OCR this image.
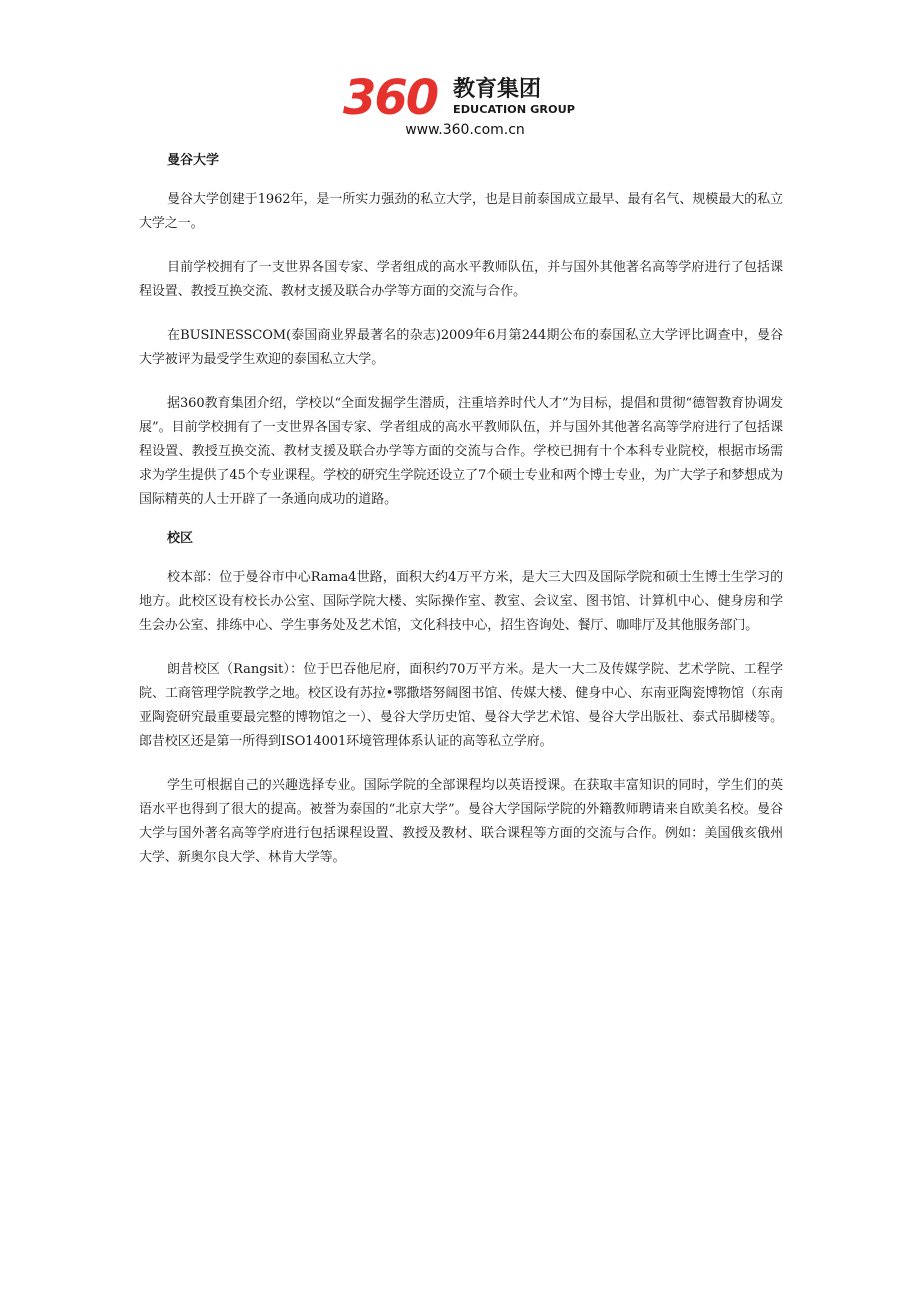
360 教育集团
EDUCATION GROUP
www.360.com.cn

曼谷大学

曼谷大学创建于1962年，是一所实力强劲的私立大学，也是目前泰国成立最早、最有名气、规模最大的私立大学之一。

目前学校拥有了一支世界各国专家、学者组成的高水平教师队伍，并与国外其他著名高等学府进行了包括课程设置、教授互换交流、教材支援及联合办学等方面的交流与合作。

在BUSINESSCOM(泰国商业界最著名的杂志)2009年6月第244期公布的泰国私立大学评比调查中，曼谷大学被评为最受学生欢迎的泰国私立大学。

据360教育集团介绍，学校以“全面发掘学生潜质，注重培养时代人才”为目标，提倡和贯彻“德智教育协调发展”。目前学校拥有了一支世界各国专家、学者组成的高水平教师队伍，并与国外其他著名高等学府进行了包括课程设置、教授互换交流、教材支援及联合办学等方面的交流与合作。学校已拥有十个本科专业院校，根据市场需求为学生提供了45个专业课程。学校的研究生学院还设立了7个硕士专业和两个博士专业，为广大学子和梦想成为国际精英的人士开辟了一条通向成功的道路。

校区

校本部：位于曼谷市中心Rama4世路，面积大约4万平方米，是大三大四及国际学院和硕士生博士生学习的地方。此校区设有校长办公室、国际学院大楼、实际操作室、教室、会议室、图书馆、计算机中心、健身房和学生会办公室、排练中心、学生事务处及艺术馆，文化科技中心，招生咨询处、餐厅、咖啡厅及其他服务部门。

朗昔校区（Rangsit）：位于巴吞他尼府，面积约70万平方米。是大一大二及传媒学院、艺术学院、工程学院、工商管理学院教学之地。校区设有苏拉•鄂撒塔努阔图书馆、传媒大楼、健身中心、东南亚陶瓷博物馆（东南亚陶瓷研究最重要最完整的博物馆之一）、曼谷大学历史馆、曼谷大学艺术馆、曼谷大学出版社、泰式吊脚楼等。郎昔校区还是第一所得到ISO14001环境管理体系认证的高等私立学府。

学生可根据自己的兴趣选择专业。国际学院的全部课程均以英语授课。在获取丰富知识的同时，学生们的英语水平也得到了很大的提高。被誉为泰国的“北京大学”。曼谷大学国际学院的外籍教师聘请来自欧美名校。曼谷大学与国外著名高等学府进行包括课程设置、教授及教材、联合课程等方面的交流与合作。例如：美国俄亥俄州大学、新奥尔良大学、林肯大学等。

■ ■ ■ ■ ■

● Request:
Set down every entry word for word, but omit the pictures.

● Answer to the problem:
OCR this image.
360 教育集团
EDUCATION GROUP
www.360.com.cn

曼谷大学

曼谷大学创建于1962年，是一所实力强劲的私立大学，也是目前泰国成立最早、最有名气、规模最大的私立大学之一。

目前学校拥有了一支世界各国专家、学者组成的高水平教师队伍，并与国外其他著名高等学府进行了包括课程设置、教授互换交流、教材支援及联合办学等方面的交流与合作。

在BUSINESSCOM(泰国商业界最著名的杂志)2009年6月第244期公布的泰国私立大学评比调查中，曼谷大学被评为最受学生欢迎的泰国私立大学。

据360教育集团介绍，学校以“全面发掘学生潜质，注重培养时代人才”为目标，提倡和贯彻“德智教育协调发展”。目前学校拥有了一支世界各国专家、学者组成的高水平教师队伍，并与国外其他著名高等学府进行了包括课程设置、教授互换交流、教材支援及联合办学等方面的交流与合作。学校已拥有十个本科专业院校，根据市场需求为学生提供了45个专业课程。学校的研究生学院还设立了7个硕士专业和两个博士专业，为广大学子和梦想成为国际精英的人士开辟了一条通向成功的道路。

校区

校本部：位于曼谷市中心Rama4世路，面积大约4万平方米，是大三大四及国际学院和硕士生博士生学习的地方。此校区设有校长办公室、国际学院大楼、实际操作室、教室、会议室、图书馆、计算机中心、健身房和学生会办公室、排练中心、学生事务处及艺术馆，文化科技中心，招生咨询处、餐厅、咖啡厅及其他服务部门。

朗昔校区（Rangsit）：位于巴吞他尼府，面积约70万平方米。是大一大二及传媒学院、艺术学院、工程学院、工商管理学院教学之地。校区设有苏拉•鄂撒塔努阔图书馆、传媒大楼、健身中心、东南亚陶瓷博物馆（东南亚陶瓷研究最重要最完整的博物馆之一）、曼谷大学历史馆、曼谷大学艺术馆、曼谷大学出版社、泰式吊脚楼等。郎昔校区还是第一所得到ISO14001环境管理体系认证的高等私立学府。

学生可根据自己的兴趣选择专业。国际学院的全部课程均以英语授课。在获取丰富知识的同时，学生们的英语水平也得到了很大的提高。被誉为泰国的“北京大学”。曼谷大学国际学院的外籍教师聘请来自欧美名校。曼谷大学与国外著名高等学府进行包括课程设置、教授及教材、联合课程等方面的交流与合作。例如：美国俄亥俄州大学、新奥尔良大学、林肯大学等。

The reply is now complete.